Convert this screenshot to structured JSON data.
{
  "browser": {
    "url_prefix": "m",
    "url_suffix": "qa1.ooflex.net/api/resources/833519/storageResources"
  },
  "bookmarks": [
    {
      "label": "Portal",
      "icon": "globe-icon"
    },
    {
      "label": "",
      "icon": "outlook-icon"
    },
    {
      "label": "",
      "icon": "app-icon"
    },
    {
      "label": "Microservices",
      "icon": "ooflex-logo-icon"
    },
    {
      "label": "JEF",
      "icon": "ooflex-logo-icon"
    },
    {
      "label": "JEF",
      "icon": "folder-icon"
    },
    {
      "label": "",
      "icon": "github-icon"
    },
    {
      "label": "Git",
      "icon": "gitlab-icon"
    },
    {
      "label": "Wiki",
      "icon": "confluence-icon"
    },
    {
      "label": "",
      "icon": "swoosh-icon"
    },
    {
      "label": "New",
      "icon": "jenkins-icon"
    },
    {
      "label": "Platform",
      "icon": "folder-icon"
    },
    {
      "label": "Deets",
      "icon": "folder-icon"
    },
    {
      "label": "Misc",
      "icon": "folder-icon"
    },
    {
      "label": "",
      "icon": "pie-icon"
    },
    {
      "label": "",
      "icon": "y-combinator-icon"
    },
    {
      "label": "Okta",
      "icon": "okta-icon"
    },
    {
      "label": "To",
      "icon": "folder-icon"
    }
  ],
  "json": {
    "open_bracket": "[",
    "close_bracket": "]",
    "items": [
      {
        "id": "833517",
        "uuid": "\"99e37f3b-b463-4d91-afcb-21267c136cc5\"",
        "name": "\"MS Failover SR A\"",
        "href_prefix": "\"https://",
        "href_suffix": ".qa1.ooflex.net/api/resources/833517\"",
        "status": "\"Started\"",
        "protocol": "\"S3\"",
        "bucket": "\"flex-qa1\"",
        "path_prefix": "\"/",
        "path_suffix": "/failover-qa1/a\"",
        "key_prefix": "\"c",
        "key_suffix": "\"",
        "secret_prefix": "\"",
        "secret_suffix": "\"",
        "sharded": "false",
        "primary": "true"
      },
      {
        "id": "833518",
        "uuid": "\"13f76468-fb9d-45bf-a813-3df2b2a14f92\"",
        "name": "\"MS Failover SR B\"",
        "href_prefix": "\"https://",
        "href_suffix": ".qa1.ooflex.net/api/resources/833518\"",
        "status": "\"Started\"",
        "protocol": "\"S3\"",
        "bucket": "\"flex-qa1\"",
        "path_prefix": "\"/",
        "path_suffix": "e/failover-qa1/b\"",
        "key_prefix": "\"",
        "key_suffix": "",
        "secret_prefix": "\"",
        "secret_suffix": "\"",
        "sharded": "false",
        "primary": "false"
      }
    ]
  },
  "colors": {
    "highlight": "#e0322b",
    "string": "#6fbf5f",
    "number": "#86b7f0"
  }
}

## WHAT NEEDS TO BE DONE
Please set down all the data word for word.

## FINISHED ANSWER
Convert this screenshot to structured JSON data.
{
  "browser": {
    "url_prefix": "m",
    "url_suffix": "qa1.ooflex.net/api/resources/833519/storageResources"
  },
  "bookmarks": [
    {
      "label": "Portal",
      "icon": "globe-icon"
    },
    {
      "label": "",
      "icon": "outlook-icon"
    },
    {
      "label": "",
      "icon": "app-icon"
    },
    {
      "label": "Microservices",
      "icon": "ooflex-logo-icon"
    },
    {
      "label": "JEF",
      "icon": "ooflex-logo-icon"
    },
    {
      "label": "JEF",
      "icon": "folder-icon"
    },
    {
      "label": "",
      "icon": "github-icon"
    },
    {
      "label": "Git",
      "icon": "gitlab-icon"
    },
    {
      "label": "Wiki",
      "icon": "confluence-icon"
    },
    {
      "label": "",
      "icon": "swoosh-icon"
    },
    {
      "label": "New",
      "icon": "jenkins-icon"
    },
    {
      "label": "Platform",
      "icon": "folder-icon"
    },
    {
      "label": "Deets",
      "icon": "folder-icon"
    },
    {
      "label": "Misc",
      "icon": "folder-icon"
    },
    {
      "label": "",
      "icon": "pie-icon"
    },
    {
      "label": "",
      "icon": "y-combinator-icon"
    },
    {
      "label": "Okta",
      "icon": "okta-icon"
    },
    {
      "label": "To",
      "icon": "folder-icon"
    }
  ],
  "json": {
    "open_bracket": "[",
    "close_bracket": "]",
    "items": [
      {
        "id": "833517",
        "uuid": "\"99e37f3b-b463-4d91-afcb-21267c136cc5\"",
        "name": "\"MS Failover SR A\"",
        "href_prefix": "\"https://",
        "href_suffix": ".qa1.ooflex.net/api/resources/833517\"",
        "status": "\"Started\"",
        "protocol": "\"S3\"",
        "bucket": "\"flex-qa1\"",
        "path_prefix": "\"/",
        "path_suffix": "/failover-qa1/a\"",
        "key_prefix": "\"c",
        "key_suffix": "\"",
        "secret_prefix": "\"",
        "secret_suffix": "\"",
        "sharded": "false",
        "primary": "true"
      },
      {
        "id": "833518",
        "uuid": "\"13f76468-fb9d-45bf-a813-3df2b2a14f92\"",
        "name": "\"MS Failover SR B\"",
        "href_prefix": "\"https://",
        "href_suffix": ".qa1.ooflex.net/api/resources/833518\"",
        "status": "\"Started\"",
        "protocol": "\"S3\"",
        "bucket": "\"flex-qa1\"",
        "path_prefix": "\"/",
        "path_suffix": "e/failover-qa1/b\"",
        "key_prefix": "\"",
        "key_suffix": "",
        "secret_prefix": "\"",
        "secret_suffix": "\"",
        "sharded": "false",
        "primary": "false"
      }
    ]
  },
  "colors": {
    "highlight": "#e0322b",
    "string": "#6fbf5f",
    "number": "#86b7f0"
  }
}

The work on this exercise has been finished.